■ **Set exercise**: Note each line of the listing that contains the string "detection", and copy it.

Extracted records
===

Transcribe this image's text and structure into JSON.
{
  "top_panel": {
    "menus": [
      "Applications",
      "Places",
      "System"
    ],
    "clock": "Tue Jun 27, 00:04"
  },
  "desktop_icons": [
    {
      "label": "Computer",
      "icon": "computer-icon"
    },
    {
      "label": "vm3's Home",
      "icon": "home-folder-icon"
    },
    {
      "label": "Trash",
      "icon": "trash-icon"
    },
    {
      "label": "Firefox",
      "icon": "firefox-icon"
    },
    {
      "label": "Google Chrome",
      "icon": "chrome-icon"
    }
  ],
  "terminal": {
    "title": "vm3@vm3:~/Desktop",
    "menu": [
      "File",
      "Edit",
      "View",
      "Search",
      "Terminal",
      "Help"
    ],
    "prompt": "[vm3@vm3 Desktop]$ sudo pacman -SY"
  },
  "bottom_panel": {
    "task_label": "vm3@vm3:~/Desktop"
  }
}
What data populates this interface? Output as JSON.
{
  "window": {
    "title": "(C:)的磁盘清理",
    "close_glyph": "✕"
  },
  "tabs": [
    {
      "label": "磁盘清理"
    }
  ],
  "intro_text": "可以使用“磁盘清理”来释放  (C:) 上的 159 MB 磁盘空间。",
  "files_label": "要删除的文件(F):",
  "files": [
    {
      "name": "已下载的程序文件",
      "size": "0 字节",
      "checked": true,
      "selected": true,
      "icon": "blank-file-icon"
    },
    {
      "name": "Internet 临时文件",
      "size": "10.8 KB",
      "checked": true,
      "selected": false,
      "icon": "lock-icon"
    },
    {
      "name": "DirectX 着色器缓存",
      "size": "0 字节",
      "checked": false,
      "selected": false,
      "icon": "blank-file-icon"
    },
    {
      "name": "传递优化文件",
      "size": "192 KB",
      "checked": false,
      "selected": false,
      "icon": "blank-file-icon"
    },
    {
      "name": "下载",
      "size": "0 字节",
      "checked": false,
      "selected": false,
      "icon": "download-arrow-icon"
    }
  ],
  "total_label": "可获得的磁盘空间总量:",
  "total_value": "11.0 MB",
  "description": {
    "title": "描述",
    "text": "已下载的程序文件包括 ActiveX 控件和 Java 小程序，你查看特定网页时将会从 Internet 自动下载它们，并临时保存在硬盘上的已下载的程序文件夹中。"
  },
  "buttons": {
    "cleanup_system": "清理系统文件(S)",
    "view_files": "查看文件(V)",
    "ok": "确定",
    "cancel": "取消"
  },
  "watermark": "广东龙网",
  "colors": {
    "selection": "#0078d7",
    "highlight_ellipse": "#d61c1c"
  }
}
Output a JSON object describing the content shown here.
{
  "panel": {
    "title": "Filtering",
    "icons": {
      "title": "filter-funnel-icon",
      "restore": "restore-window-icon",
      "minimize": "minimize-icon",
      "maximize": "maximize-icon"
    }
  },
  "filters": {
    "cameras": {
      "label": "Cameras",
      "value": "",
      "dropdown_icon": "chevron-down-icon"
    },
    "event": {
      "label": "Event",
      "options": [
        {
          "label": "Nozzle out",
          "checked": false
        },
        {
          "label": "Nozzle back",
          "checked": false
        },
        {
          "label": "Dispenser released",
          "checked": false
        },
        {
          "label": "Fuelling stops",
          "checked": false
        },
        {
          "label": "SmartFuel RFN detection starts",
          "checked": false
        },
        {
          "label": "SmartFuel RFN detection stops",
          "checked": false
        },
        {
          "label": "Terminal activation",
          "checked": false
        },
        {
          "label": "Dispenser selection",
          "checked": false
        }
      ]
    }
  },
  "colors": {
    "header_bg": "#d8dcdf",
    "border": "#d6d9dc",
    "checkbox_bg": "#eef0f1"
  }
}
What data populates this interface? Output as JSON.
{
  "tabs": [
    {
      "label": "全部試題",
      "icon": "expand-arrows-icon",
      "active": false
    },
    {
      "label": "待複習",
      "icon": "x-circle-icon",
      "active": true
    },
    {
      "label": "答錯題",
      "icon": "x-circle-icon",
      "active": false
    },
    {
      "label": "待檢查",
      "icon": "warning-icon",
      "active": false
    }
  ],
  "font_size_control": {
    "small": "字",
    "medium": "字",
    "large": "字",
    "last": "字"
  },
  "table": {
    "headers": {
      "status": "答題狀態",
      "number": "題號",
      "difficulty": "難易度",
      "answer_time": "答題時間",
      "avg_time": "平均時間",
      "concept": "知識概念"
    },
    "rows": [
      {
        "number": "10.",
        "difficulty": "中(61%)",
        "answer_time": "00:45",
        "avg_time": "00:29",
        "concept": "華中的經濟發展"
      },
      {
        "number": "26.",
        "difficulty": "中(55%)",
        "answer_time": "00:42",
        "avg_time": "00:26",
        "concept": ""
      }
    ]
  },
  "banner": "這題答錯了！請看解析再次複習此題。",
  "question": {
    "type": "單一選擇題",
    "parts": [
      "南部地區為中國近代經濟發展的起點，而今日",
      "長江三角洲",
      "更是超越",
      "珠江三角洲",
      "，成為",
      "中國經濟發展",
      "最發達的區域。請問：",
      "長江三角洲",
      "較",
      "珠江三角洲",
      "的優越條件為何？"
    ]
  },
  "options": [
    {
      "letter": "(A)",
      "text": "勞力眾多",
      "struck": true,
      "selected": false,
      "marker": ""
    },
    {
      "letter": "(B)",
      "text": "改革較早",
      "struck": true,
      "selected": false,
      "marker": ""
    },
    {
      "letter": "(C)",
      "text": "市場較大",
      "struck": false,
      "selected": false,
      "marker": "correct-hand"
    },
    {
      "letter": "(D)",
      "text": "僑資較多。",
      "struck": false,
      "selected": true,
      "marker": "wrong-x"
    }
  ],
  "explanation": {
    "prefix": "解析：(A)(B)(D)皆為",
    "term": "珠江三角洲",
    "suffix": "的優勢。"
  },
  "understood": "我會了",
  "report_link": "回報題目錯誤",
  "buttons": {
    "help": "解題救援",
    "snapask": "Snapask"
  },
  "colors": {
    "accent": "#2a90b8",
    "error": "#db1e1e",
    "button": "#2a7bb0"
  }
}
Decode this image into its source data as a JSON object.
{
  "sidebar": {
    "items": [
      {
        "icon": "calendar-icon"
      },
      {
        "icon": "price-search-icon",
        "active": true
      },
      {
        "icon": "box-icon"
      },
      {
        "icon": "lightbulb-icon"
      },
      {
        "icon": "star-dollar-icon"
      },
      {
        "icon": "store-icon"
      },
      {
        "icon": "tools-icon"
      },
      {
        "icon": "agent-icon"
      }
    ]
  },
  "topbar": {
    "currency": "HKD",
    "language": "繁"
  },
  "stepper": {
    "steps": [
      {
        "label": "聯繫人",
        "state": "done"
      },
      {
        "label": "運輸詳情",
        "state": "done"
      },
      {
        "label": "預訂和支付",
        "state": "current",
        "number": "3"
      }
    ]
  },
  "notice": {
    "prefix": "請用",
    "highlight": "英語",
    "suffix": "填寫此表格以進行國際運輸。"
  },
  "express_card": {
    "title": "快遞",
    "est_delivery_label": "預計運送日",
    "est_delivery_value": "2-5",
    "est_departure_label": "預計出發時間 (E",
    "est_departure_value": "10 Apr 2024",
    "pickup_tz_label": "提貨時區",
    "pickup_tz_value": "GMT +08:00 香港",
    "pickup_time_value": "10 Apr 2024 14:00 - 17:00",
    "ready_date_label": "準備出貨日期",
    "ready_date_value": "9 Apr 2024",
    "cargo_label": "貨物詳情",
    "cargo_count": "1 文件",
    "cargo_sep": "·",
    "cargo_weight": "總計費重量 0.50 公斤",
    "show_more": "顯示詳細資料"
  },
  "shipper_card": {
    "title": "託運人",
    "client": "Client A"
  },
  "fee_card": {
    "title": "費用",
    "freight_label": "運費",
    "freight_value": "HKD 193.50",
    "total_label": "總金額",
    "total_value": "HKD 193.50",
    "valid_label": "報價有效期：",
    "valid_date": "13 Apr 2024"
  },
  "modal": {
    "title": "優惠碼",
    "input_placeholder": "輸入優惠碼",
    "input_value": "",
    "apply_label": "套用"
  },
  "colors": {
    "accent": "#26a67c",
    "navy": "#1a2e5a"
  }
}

===

■ **Solution to this exercise**:
          "label": "SmartFuel RFN detection starts",
          "label": "SmartFuel RFN detection stops",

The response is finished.